Problems to work on -
#1 In the Mind MGMT interview below, which comic's silent issue does Matt's issue #21 pay homage to?
#2 Condense the paragraph of the Mind MGMT interview that begins "Creator-owned stuff I am constantly questioning" into a short bulleted list that keeps its main points.
#3 Continue the Mind MGMT interview after its final answer.
* Start Excerpted passage *
Steve: This month sees a new arc of Mind MGMT come out, in fact, with a story about Ella the Animal Kid. What can we expect from the series over the next few issues?

Matt: This next arc is kind of challenging honestly. For me and probably for readers as well. I’m trying out a lot of narrative and story-telling ideas I’ve wanted to do for a while and I’m not sure how easy these issues will be to read…! Hopefully they’ll be fun and readers will dig them. I’m really just trying to do some things with the format and the story that I’ve never seen done before…stuff that is dictated by story but also just kind of out there.

Issue #21 is my “silent issue” homage to G.I. Joe #21. I was inspired by Sixth Gun doing that with their issue #21 and it just turned out that my issue #21 would work perfectly with that concept – but my idea was to do a silent issue jammed full of thought balloons! No one uses thought balloons anymore and I liked the idea of having the most text-heavy issue of MIND MGMT ever being my silent issue where no one talks…so there’s that…!

And after this arc I’m really in the home stretch. Everything has been building to this last year of MIND MGMT – issues 24-36 are basically the end…everything’s been building to that so I’m really excited. It’s like building a big rocket for two years and then getting to light the fuse and let it go off.

Steve: Do you think writing company-owned books like Valiant has affected the way you write your creator-owned work, at all? Or vice versa?

Matt: I’m not sure. I think I approach every story the same way. Who’s the voice of the story? What’s something interesting we can do with format or storytelling to mix things up? Those are the things I’m always working on. I think it’s definitely less work doing company-owned books simply because I don’t have to draw it.

Creator-owned stuff I am constantly questioning the format, the page count, the color, the design. With the other books that is set in stone. I don’t have to worry about paper stock or page count or marketing. It’s kind of a nice vacation in a way where I can just worry about pure storytelling and nothing else.
* End Excerpted passage *
* Start Entries provided *
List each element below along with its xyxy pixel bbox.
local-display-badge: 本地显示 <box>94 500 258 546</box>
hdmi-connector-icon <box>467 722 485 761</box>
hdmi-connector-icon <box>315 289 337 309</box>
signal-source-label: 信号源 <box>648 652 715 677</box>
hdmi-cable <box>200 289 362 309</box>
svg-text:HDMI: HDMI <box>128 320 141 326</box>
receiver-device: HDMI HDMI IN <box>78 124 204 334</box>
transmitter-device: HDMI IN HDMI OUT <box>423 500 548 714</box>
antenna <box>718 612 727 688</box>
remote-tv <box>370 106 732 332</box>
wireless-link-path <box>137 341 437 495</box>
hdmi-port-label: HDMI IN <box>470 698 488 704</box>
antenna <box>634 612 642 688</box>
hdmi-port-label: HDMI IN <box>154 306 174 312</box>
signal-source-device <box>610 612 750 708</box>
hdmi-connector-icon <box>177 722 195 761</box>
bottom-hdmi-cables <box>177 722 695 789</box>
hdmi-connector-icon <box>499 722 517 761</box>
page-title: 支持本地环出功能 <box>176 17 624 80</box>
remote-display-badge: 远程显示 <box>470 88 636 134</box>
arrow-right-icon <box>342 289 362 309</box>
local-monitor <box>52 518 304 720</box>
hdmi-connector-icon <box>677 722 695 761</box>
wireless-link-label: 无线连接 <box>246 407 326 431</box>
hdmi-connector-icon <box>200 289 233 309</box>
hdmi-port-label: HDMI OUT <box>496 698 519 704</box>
* End Entries provided *
Results -
#1 G.I. Joe #21.

#2
- On creator-owned work, Matt constantly questions the format, page count, color and design.
- On the other books, those things are set in stone.
- He doesn't have to worry about paper stock, page count or marketing.
- It feels like a vacation where he can focus only on pure storytelling.

#3
Steve: What else do you have coming up over the next few months? Where can people find you online?

Matt: I’m doing a 4-issue Star Wars: Heist limited series for Dark Horse that’s coming out this spring and another big #1 book that Valiant’s going to announce any day now…!

I’m also finishing up a kids graphic novel with my friend Brian Hurtt (Sixth Gun) called Poppy! That Dark Horse is publishing in 2015. You can reach me at: www.mattkindt.com

Many thanks to Matt for his time! And thank you to Hunter Gorinson for arranging the interview. Unity #4 is out on February 19th, and the second arc will start with issue #5, out on March 12th. You can also find Matt on Twitter right here, and Mind MGMT #19 will be out February 26th.

And you can find me – I’m Steve Morris! – on twitter here, and writing on t’Vanguard

3 COMMENTS

  1. I just want to say that Matt Kindt is the most fantastic comics writer and drawrer I’ve come across in a long, long time. I’m sure this is news to nobody else but me. He so embraces the comicness of his stories and takes so many chances, all of which pay off. I sure wish he wasn’t spending time on superheroes, and making more original graphic novels, but he’s so prolific, it probably won’t matter. Red Handed was fucking amazing, and I can’t wait to read Mind Mgmt when it’s all finished.